• Short problem:
Give nothing except the number of lines containing the word "local".

• Provided data:
━━━━━━━━━━━━━━━━━━━━

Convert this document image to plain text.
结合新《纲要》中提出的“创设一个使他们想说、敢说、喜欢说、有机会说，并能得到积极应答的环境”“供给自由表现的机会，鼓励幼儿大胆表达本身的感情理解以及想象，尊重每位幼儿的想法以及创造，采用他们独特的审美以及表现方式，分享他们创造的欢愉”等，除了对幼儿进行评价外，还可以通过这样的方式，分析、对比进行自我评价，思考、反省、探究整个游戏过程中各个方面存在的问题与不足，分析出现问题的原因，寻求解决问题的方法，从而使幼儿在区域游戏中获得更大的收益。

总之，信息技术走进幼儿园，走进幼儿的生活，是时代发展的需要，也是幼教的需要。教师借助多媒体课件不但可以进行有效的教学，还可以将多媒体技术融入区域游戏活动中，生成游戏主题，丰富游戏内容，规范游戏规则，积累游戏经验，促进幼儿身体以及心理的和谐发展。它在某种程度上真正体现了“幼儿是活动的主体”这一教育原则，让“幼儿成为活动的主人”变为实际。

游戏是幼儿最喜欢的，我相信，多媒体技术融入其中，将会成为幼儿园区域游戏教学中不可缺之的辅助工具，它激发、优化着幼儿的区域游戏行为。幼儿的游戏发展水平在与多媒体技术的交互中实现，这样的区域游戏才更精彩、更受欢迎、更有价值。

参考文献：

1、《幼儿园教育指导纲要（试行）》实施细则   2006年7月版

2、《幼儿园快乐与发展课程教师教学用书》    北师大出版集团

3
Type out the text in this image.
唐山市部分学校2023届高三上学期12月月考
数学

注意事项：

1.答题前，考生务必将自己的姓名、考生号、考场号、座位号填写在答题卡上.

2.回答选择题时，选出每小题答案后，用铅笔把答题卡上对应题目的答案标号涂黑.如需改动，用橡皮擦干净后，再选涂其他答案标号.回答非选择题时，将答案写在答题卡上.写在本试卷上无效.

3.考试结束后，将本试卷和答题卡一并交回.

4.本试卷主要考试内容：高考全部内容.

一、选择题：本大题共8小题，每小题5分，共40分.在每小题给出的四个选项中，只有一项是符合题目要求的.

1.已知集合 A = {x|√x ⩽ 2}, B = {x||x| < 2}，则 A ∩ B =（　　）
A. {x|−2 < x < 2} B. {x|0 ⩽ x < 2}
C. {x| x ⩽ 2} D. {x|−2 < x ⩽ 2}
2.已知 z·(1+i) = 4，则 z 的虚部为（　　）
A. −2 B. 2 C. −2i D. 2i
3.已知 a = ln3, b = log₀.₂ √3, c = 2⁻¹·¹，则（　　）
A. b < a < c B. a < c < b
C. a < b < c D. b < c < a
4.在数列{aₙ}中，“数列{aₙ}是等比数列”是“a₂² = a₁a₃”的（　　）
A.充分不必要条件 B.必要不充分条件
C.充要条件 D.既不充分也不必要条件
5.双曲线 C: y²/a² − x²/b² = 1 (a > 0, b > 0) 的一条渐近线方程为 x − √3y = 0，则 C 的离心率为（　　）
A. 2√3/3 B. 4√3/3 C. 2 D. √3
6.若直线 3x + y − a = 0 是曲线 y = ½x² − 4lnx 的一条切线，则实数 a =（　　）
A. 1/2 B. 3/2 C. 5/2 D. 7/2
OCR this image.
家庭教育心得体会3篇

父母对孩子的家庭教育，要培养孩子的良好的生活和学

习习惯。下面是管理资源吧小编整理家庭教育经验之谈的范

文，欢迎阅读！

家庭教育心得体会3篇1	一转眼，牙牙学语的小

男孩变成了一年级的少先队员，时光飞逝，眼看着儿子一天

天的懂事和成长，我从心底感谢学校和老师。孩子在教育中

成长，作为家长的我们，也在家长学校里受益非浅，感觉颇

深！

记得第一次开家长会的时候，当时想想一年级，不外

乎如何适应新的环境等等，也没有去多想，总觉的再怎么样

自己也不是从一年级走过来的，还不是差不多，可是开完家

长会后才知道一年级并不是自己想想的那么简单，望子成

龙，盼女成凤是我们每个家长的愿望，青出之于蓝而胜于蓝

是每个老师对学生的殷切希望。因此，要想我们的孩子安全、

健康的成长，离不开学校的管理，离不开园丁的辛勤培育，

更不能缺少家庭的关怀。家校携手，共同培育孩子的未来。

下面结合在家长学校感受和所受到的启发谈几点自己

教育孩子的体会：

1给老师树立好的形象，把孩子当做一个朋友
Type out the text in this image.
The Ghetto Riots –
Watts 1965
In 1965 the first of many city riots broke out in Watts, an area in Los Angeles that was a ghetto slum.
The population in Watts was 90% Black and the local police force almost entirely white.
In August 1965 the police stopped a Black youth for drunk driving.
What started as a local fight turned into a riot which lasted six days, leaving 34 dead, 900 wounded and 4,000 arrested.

━━━━━━━━━━━━━━━━━━━━

• Complete response:
2